*WHAT NEEDS TO BE DONE*
Find the lines with "JSON" in them and copy them out.

*MATERIAL TO PROCESS*
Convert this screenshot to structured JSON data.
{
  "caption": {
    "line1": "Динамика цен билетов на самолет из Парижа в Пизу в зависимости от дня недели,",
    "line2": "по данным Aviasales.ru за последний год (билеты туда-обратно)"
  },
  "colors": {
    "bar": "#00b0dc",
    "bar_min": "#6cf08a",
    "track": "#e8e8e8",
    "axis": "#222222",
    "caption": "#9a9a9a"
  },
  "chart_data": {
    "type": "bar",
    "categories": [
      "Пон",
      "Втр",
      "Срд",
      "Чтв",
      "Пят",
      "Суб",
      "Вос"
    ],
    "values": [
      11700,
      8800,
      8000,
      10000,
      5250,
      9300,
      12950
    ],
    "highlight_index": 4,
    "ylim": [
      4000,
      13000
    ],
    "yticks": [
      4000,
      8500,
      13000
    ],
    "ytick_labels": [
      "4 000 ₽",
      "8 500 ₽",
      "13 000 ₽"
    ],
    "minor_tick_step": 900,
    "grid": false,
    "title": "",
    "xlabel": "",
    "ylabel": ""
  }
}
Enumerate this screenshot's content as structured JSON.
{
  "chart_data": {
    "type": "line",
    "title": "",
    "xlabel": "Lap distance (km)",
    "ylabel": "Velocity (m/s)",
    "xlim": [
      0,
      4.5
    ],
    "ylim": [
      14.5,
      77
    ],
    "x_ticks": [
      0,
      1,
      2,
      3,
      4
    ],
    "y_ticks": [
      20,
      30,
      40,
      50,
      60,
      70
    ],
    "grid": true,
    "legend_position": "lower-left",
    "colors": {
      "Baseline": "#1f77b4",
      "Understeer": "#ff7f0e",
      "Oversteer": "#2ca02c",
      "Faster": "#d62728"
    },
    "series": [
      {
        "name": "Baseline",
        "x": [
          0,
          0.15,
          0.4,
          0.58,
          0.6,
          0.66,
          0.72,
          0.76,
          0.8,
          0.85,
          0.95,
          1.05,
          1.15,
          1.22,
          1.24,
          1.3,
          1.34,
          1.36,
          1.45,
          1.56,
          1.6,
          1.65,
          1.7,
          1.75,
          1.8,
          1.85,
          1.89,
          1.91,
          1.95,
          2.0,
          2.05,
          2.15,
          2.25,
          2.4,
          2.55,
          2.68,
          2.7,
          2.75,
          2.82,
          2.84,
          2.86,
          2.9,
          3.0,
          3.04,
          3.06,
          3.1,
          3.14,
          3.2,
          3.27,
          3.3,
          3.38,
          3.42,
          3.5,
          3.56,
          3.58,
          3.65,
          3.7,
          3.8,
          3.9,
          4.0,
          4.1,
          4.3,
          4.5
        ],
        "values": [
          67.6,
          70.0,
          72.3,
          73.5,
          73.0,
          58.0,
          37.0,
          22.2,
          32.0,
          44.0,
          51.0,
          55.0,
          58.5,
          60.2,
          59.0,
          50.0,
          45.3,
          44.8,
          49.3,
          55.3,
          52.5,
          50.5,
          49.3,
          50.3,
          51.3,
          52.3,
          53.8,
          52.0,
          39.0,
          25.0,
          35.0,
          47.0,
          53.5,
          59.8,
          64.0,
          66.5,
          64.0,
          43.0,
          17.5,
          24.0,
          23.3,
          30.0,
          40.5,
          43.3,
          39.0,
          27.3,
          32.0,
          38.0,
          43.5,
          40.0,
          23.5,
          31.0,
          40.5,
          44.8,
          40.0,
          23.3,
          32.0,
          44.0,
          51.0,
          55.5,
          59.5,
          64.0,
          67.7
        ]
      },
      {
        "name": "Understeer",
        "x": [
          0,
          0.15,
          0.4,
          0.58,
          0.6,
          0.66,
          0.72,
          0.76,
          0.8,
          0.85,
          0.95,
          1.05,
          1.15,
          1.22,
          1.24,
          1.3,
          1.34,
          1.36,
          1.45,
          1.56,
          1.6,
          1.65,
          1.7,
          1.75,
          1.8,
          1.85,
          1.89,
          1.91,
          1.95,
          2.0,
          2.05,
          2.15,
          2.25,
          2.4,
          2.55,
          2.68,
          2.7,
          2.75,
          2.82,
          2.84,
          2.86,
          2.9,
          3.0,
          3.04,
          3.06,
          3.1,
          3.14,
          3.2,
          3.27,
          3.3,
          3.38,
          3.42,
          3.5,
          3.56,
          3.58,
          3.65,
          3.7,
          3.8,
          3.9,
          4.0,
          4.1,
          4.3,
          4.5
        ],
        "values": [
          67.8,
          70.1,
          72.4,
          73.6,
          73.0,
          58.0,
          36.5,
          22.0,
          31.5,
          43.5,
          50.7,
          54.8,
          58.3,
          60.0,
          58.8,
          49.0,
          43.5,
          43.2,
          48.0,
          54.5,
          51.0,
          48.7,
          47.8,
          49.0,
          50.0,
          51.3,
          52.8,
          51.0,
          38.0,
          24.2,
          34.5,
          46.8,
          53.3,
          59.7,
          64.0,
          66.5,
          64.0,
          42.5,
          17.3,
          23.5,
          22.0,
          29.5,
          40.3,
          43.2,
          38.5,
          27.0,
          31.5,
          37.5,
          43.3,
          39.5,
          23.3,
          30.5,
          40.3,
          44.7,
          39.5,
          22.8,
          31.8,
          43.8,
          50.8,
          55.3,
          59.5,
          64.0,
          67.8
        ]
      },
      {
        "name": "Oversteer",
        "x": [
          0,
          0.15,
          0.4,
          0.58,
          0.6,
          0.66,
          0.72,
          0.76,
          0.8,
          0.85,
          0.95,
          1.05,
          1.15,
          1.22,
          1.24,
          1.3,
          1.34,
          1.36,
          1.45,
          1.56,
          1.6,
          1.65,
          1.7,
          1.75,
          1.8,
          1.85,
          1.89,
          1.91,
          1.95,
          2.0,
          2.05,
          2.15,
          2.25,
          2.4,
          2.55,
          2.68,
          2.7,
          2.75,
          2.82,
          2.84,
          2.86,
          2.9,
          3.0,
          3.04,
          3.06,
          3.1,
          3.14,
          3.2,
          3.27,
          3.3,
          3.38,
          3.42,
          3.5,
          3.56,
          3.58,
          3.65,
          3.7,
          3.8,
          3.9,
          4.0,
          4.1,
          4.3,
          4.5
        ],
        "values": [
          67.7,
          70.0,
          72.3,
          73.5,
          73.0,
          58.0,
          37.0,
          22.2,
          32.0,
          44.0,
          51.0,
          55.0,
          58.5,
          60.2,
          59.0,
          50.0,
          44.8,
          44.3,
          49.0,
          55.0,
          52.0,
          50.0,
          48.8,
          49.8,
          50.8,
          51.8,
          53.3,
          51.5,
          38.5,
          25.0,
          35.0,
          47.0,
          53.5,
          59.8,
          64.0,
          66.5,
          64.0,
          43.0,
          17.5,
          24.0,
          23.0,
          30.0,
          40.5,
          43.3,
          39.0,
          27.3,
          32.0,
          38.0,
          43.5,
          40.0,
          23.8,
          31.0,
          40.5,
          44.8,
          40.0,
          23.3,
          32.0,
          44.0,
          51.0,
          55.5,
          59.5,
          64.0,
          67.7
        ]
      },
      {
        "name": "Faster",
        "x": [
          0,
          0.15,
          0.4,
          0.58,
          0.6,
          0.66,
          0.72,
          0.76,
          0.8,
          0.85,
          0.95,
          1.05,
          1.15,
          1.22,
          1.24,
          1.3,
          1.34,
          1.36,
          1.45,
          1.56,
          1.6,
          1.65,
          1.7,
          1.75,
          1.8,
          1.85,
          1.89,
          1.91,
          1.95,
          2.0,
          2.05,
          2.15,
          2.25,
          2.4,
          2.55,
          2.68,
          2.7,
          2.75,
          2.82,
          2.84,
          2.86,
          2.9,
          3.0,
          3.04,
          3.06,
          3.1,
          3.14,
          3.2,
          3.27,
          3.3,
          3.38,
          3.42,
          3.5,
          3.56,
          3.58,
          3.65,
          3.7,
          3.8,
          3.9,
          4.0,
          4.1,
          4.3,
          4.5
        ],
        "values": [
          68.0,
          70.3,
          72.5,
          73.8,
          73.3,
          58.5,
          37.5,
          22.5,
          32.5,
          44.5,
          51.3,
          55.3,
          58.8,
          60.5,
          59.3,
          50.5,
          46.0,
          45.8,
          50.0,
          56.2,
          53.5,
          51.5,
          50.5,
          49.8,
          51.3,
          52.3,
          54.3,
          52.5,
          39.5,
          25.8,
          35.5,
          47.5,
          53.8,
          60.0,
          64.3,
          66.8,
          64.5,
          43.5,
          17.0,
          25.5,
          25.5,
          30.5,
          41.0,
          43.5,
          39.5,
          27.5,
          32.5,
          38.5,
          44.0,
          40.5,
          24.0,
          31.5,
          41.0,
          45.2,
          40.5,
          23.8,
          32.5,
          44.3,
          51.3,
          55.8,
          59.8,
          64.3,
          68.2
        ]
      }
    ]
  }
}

*EXPECTED OUTPUT*
Convert this screenshot to structured JSON data.
Enumerate this screenshot's content as structured JSON.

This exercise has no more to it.